>> Begin Task input

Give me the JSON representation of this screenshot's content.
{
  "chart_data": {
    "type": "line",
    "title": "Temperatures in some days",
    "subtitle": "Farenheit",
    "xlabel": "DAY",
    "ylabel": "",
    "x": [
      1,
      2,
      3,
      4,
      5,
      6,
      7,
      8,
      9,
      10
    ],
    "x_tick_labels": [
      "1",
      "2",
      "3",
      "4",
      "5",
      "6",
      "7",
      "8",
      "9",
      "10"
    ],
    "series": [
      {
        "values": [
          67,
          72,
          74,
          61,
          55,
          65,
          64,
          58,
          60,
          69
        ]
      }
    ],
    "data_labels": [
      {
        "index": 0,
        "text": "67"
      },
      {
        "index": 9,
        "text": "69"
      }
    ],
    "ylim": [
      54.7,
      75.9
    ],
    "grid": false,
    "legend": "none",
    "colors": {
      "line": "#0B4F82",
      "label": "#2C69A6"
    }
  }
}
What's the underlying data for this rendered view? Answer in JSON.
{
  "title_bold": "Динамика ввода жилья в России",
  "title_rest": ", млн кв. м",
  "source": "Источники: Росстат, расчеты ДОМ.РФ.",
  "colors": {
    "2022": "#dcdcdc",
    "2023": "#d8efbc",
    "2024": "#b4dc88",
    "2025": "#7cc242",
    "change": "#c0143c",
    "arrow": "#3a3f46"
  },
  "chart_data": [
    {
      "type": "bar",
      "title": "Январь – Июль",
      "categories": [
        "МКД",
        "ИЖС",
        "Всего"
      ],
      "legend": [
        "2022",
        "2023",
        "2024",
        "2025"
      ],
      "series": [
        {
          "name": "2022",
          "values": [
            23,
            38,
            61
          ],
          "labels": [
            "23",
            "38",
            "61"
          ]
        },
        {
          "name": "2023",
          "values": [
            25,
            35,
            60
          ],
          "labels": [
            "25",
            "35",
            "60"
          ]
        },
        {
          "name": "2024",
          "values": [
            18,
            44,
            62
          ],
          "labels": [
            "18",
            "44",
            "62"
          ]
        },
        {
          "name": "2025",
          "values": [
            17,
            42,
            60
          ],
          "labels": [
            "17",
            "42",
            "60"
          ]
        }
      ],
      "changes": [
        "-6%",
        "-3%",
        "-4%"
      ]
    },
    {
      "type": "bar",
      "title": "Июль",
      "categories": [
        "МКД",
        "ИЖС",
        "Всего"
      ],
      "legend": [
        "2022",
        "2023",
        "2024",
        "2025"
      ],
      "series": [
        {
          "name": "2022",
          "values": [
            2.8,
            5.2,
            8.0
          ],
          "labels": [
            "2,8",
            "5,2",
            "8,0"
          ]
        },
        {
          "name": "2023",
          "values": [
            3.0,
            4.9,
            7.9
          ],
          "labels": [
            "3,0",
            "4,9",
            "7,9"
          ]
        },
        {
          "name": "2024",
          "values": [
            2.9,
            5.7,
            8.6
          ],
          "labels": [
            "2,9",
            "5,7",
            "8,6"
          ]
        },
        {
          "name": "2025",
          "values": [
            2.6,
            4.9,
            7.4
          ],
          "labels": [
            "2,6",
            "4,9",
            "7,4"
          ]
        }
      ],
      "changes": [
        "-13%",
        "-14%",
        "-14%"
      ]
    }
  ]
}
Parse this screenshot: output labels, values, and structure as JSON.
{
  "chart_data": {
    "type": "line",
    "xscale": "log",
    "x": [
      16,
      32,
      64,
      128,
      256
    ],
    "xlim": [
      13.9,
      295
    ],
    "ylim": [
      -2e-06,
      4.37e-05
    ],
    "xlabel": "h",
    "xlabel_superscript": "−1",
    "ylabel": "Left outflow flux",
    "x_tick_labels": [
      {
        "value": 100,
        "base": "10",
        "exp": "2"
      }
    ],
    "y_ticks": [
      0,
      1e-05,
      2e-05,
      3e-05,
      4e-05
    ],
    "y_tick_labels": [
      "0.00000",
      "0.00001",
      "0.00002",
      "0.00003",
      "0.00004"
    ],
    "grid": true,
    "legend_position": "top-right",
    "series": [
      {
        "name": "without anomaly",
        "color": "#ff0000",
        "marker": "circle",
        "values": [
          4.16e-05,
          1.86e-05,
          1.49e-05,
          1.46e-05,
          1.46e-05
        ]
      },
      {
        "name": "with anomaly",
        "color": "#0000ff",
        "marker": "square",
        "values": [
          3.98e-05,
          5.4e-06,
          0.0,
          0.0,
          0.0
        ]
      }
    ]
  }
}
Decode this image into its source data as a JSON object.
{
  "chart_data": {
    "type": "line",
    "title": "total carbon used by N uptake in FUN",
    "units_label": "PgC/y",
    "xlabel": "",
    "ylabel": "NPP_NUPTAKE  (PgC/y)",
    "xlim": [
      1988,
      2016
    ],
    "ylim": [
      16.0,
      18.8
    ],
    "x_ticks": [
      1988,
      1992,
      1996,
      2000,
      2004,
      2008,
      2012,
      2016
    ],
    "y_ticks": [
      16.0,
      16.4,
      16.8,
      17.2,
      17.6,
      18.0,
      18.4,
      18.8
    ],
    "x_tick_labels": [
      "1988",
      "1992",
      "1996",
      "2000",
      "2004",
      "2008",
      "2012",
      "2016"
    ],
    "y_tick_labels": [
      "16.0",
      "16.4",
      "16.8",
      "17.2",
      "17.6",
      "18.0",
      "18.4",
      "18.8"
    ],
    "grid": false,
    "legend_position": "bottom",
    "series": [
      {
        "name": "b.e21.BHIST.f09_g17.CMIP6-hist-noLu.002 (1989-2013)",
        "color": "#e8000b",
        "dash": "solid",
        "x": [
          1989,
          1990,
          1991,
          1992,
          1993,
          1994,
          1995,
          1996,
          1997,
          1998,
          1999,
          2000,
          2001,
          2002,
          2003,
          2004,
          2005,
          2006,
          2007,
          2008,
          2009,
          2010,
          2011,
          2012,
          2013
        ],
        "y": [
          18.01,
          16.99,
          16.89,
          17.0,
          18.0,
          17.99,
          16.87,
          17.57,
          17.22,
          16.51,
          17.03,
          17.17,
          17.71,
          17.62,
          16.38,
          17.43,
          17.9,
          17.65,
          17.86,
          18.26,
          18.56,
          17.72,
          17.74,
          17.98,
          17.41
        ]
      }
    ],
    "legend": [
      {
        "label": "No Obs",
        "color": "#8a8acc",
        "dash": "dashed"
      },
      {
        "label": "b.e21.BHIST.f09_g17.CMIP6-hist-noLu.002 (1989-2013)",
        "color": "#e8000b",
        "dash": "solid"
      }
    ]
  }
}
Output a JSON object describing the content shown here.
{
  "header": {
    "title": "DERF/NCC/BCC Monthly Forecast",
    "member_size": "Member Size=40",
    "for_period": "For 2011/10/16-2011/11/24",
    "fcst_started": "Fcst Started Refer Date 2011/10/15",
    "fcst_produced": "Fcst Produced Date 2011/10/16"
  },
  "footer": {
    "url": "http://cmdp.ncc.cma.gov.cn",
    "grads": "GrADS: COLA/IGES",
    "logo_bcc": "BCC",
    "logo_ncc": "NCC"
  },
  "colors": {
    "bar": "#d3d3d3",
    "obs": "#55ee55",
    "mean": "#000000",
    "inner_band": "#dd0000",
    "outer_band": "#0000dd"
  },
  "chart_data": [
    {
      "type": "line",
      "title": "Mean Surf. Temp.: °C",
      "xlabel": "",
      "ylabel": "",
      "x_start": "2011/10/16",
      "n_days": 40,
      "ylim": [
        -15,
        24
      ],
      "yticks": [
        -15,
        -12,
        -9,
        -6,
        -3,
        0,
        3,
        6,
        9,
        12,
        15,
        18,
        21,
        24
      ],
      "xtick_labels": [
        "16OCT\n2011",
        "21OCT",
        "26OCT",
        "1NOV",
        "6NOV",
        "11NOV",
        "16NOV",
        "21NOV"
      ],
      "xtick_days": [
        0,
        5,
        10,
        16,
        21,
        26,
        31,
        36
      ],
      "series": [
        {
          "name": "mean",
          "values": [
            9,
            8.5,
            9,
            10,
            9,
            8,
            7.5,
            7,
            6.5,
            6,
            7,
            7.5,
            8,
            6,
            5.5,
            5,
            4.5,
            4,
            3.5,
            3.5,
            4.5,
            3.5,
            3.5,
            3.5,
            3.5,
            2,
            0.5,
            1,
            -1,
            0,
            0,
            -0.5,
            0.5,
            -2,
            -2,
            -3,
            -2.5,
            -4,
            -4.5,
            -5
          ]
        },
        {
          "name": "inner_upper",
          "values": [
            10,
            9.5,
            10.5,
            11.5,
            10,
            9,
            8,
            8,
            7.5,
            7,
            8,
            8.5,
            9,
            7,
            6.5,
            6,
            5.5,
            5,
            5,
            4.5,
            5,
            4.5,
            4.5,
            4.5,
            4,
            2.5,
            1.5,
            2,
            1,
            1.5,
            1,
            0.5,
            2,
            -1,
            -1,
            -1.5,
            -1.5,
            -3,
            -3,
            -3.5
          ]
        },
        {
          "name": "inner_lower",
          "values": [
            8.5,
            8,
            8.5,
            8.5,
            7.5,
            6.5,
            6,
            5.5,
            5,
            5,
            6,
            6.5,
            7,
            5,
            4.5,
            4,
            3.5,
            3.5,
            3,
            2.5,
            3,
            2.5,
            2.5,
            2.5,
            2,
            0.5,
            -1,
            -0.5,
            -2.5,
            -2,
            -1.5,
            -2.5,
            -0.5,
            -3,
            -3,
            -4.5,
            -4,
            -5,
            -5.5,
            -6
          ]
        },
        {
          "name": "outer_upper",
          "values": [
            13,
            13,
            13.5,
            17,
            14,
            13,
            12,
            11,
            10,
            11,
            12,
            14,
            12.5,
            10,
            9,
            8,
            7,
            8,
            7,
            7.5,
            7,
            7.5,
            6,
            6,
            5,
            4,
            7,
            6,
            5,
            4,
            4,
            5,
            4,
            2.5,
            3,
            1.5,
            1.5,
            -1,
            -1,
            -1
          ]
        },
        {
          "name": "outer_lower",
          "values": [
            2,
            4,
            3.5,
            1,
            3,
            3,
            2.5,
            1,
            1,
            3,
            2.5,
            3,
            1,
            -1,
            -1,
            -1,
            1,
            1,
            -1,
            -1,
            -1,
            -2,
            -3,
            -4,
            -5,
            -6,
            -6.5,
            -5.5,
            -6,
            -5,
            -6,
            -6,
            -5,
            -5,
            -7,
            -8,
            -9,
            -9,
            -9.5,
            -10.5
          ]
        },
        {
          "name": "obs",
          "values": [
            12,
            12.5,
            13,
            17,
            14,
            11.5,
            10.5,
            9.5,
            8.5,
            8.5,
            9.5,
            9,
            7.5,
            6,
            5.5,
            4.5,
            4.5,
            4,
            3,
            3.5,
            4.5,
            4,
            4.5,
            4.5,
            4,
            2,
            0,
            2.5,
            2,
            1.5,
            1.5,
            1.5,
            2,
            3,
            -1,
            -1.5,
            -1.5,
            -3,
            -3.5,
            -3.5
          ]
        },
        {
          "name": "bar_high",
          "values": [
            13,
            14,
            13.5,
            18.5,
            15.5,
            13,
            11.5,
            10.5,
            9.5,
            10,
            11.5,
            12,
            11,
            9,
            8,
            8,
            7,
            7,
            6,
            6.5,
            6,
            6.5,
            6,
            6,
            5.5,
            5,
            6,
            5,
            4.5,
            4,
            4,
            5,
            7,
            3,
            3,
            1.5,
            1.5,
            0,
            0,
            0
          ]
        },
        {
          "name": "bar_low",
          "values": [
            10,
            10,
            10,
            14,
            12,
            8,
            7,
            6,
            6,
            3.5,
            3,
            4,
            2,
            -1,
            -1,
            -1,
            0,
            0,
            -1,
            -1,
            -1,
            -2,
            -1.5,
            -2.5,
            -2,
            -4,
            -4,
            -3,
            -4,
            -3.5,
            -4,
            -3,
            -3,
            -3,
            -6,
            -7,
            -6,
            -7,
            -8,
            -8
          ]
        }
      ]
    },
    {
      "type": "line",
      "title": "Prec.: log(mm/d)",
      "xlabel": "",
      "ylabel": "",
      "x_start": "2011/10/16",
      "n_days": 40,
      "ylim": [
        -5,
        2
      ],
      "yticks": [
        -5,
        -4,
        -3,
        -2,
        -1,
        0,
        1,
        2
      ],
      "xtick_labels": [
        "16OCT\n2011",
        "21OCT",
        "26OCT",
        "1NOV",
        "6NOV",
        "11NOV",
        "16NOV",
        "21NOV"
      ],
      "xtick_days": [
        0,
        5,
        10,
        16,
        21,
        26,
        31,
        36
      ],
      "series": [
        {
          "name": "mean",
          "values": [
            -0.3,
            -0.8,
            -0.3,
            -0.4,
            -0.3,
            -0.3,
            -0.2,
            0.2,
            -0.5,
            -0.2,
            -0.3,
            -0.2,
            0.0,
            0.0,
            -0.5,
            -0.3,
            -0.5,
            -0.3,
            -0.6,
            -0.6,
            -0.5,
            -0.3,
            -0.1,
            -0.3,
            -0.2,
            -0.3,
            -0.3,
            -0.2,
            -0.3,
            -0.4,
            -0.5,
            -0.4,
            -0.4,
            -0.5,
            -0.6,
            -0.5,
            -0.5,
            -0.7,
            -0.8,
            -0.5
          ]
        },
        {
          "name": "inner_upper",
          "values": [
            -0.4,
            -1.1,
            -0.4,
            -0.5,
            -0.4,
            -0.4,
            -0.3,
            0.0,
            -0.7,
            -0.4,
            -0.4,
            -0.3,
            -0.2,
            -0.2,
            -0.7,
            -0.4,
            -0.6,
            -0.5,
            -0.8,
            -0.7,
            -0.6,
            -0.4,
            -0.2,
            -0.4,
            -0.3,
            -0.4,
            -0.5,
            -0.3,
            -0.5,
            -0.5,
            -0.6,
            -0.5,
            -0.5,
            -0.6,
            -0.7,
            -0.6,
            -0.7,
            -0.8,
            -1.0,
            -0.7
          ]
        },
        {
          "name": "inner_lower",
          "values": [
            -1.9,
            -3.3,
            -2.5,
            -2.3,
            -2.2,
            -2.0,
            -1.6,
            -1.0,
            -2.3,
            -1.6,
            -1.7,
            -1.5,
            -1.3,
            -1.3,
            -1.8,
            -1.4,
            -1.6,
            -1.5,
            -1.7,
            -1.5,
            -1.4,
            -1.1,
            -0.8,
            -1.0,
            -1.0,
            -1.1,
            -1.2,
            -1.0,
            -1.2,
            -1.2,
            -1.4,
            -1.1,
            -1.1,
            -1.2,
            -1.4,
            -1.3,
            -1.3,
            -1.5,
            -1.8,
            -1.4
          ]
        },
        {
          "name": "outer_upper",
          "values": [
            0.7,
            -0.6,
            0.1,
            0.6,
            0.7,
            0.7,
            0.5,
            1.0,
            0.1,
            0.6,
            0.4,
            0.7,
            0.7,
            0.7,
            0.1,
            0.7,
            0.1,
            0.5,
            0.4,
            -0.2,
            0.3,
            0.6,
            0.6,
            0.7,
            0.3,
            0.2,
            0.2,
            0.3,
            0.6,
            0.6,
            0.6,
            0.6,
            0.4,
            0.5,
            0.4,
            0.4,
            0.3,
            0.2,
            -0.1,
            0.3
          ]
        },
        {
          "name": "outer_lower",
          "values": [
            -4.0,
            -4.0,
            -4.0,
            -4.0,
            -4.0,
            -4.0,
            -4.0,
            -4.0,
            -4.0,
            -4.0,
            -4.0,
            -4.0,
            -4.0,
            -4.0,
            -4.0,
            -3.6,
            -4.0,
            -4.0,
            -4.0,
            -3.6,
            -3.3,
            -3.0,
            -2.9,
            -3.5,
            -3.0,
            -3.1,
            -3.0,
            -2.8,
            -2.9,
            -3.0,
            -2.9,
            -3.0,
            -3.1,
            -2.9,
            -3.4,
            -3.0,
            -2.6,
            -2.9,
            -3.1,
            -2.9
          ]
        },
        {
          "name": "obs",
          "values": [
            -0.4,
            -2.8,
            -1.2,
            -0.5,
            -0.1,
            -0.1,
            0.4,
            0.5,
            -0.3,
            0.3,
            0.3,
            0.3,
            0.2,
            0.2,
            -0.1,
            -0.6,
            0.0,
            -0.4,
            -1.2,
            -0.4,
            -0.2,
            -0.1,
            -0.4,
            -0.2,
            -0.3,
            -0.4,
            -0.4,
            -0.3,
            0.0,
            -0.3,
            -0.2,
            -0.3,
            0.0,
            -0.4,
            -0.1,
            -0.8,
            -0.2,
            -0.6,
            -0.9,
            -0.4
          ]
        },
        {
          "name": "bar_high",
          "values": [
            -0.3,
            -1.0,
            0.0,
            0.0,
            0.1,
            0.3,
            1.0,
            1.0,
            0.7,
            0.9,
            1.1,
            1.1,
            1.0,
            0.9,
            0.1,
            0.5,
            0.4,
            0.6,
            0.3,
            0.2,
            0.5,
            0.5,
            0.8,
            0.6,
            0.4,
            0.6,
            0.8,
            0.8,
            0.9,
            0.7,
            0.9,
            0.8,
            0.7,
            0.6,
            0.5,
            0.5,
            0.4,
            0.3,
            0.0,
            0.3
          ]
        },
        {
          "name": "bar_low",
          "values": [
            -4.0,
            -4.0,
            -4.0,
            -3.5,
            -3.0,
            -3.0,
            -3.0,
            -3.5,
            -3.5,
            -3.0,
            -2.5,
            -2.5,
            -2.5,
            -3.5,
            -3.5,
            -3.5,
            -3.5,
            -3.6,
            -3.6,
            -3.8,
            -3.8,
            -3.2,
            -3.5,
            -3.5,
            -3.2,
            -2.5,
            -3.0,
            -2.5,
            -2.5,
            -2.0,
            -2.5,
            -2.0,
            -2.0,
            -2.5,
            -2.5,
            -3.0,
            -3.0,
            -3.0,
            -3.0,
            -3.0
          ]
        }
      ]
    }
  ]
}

>> End Task input

§ **Directive**:
Locate the string "hist" in the listing above and copy every line where it occurs.

§ **Response**:
        "name": "b.e21.BHIST.f09_g17.CMIP6-hist-noLu.002 (1989-2013)",
        "label": "b.e21.BHIST.f09_g17.CMIP6-hist-noLu.002 (1989-2013)",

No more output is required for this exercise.